- SHORT PROBLEM:
Your task is to copy the listing exactly. Drop any pictures from the copy.

- SUPPLIED INFORMATION:

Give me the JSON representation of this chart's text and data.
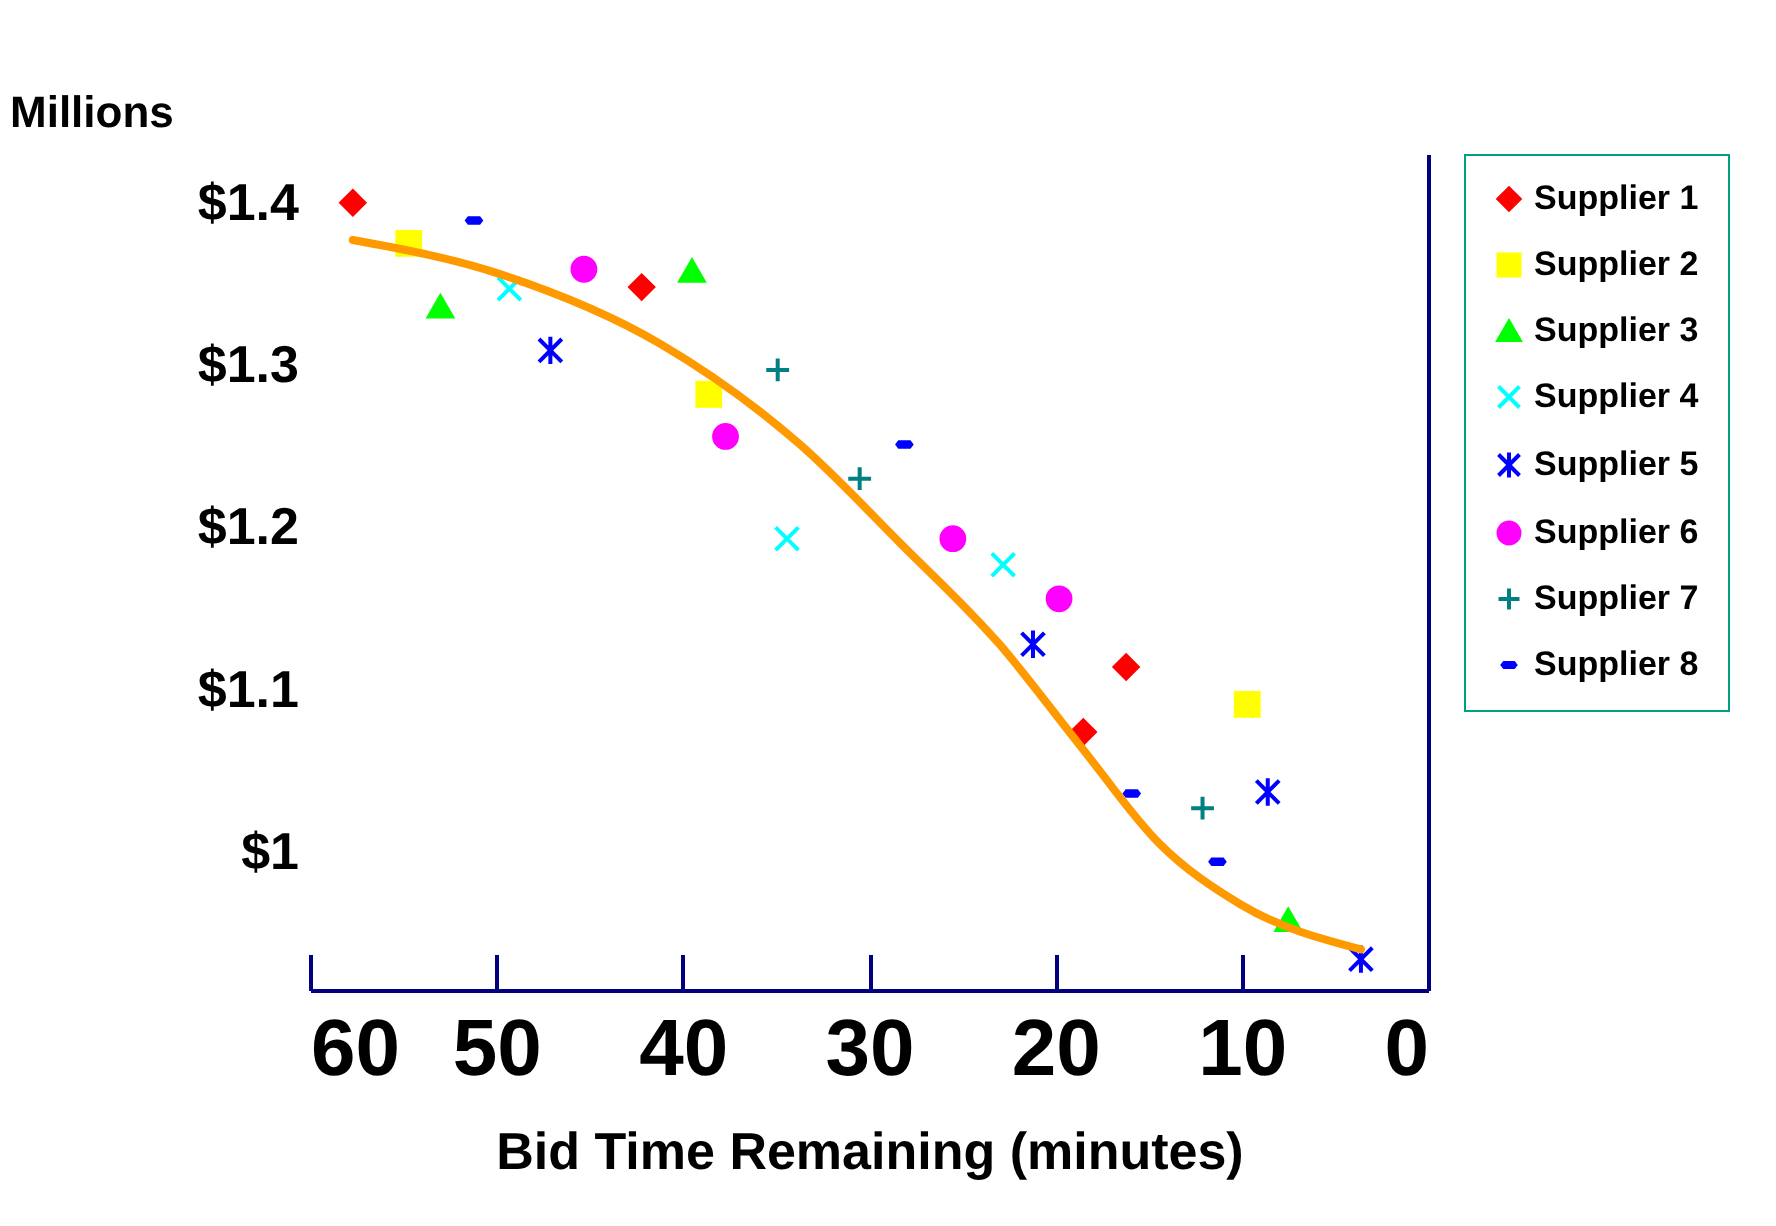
{
  "chart_data": {
    "type": "scatter",
    "xlabel": "Bid Time Remaining (minutes)",
    "ylabel": "Millions",
    "xlim": [
      60,
      0
    ],
    "xticks": [
      60,
      50,
      40,
      30,
      20,
      10,
      0
    ],
    "ylim": [
      0.915,
      1.43
    ],
    "yticks": [
      {
        "value": 1.4,
        "label": "$1.4"
      },
      {
        "value": 1.3,
        "label": "$1.3"
      },
      {
        "value": 1.2,
        "label": "$1.2"
      },
      {
        "value": 1.1,
        "label": "$1.1"
      },
      {
        "value": 1.0,
        "label": "$1"
      }
    ],
    "legend": "right",
    "series": [
      {
        "name": "Supplier 1",
        "color": "#ff0000",
        "x": [
          57.7,
          42.2,
          18.5,
          16.2
        ],
        "values": [
          1.4,
          1.348,
          1.074,
          1.114
        ]
      },
      {
        "name": "Supplier 2",
        "color": "#ffff00",
        "x": [
          54.7,
          38.6,
          9.7
        ],
        "values": [
          1.375,
          1.282,
          1.091
        ]
      },
      {
        "name": "Supplier 3",
        "color": "#00ff00",
        "x": [
          53.0,
          39.5,
          7.5
        ],
        "values": [
          1.336,
          1.358,
          0.958
        ]
      },
      {
        "name": "Supplier 4",
        "color": "#00ffff",
        "x": [
          49.3,
          34.4,
          22.8
        ],
        "values": [
          1.347,
          1.193,
          1.177
        ]
      },
      {
        "name": "Supplier 5",
        "color": "#0000ff",
        "x": [
          47.1,
          21.2,
          8.6,
          3.6
        ],
        "values": [
          1.309,
          1.128,
          1.037,
          0.934
        ]
      },
      {
        "name": "Supplier 6",
        "color": "#ff00ff",
        "x": [
          45.3,
          37.7,
          25.5,
          19.8
        ],
        "values": [
          1.359,
          1.256,
          1.193,
          1.156
        ]
      },
      {
        "name": "Supplier 7",
        "color": "#008080",
        "x": [
          34.9,
          30.5,
          12.1
        ],
        "values": [
          1.297,
          1.23,
          1.027
        ]
      },
      {
        "name": "Supplier 8",
        "color": "#0000ff",
        "x": [
          51.2,
          28.1,
          15.9,
          11.3
        ],
        "values": [
          1.389,
          1.251,
          1.036,
          0.994
        ]
      },
      {
        "type": "line",
        "color": "#ff9900",
        "line_style": "solid",
        "x": [
          57.7,
          49.8,
          41.2,
          33.7,
          28.3,
          23.0,
          18.7,
          14.4,
          10.1,
          3.6
        ],
        "values": [
          1.377,
          1.356,
          1.313,
          1.251,
          1.19,
          1.128,
          1.066,
          1.005,
          0.968,
          0.94
        ]
      }
    ]
  }
}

- RESPONSE:
Give me the JSON representation of this chart's text and data.
{
  "chart_data": {
    "type": "scatter",
    "xlabel": "Bid Time Remaining (minutes)",
    "ylabel": "Millions",
    "xlim": [
      60,
      0
    ],
    "xticks": [
      60,
      50,
      40,
      30,
      20,
      10,
      0
    ],
    "ylim": [
      0.915,
      1.43
    ],
    "yticks": [
      {
        "value": 1.4,
        "label": "$1.4"
      },
      {
        "value": 1.3,
        "label": "$1.3"
      },
      {
        "value": 1.2,
        "label": "$1.2"
      },
      {
        "value": 1.1,
        "label": "$1.1"
      },
      {
        "value": 1.0,
        "label": "$1"
      }
    ],
    "legend": "right",
    "series": [
      {
        "name": "Supplier 1",
        "color": "#ff0000",
        "x": [
          57.7,
          42.2,
          18.5,
          16.2
        ],
        "values": [
          1.4,
          1.348,
          1.074,
          1.114
        ]
      },
      {
        "name": "Supplier 2",
        "color": "#ffff00",
        "x": [
          54.7,
          38.6,
          9.7
        ],
        "values": [
          1.375,
          1.282,
          1.091
        ]
      },
      {
        "name": "Supplier 3",
        "color": "#00ff00",
        "x": [
          53.0,
          39.5,
          7.5
        ],
        "values": [
          1.336,
          1.358,
          0.958
        ]
      },
      {
        "name": "Supplier 4",
        "color": "#00ffff",
        "x": [
          49.3,
          34.4,
          22.8
        ],
        "values": [
          1.347,
          1.193,
          1.177
        ]
      },
      {
        "name": "Supplier 5",
        "color": "#0000ff",
        "x": [
          47.1,
          21.2,
          8.6,
          3.6
        ],
        "values": [
          1.309,
          1.128,
          1.037,
          0.934
        ]
      },
      {
        "name": "Supplier 6",
        "color": "#ff00ff",
        "x": [
          45.3,
          37.7,
          25.5,
          19.8
        ],
        "values": [
          1.359,
          1.256,
          1.193,
          1.156
        ]
      },
      {
        "name": "Supplier 7",
        "color": "#008080",
        "x": [
          34.9,
          30.5,
          12.1
        ],
        "values": [
          1.297,
          1.23,
          1.027
        ]
      },
      {
        "name": "Supplier 8",
        "color": "#0000ff",
        "x": [
          51.2,
          28.1,
          15.9,
          11.3
        ],
        "values": [
          1.389,
          1.251,
          1.036,
          0.994
        ]
      },
      {
        "type": "line",
        "color": "#ff9900",
        "line_style": "solid",
        "x": [
          57.7,
          49.8,
          41.2,
          33.7,
          28.3,
          23.0,
          18.7,
          14.4,
          10.1,
          3.6
        ],
        "values": [
          1.377,
          1.356,
          1.313,
          1.251,
          1.19,
          1.128,
          1.066,
          1.005,
          0.968,
          0.94
        ]
      }
    ]
  }
}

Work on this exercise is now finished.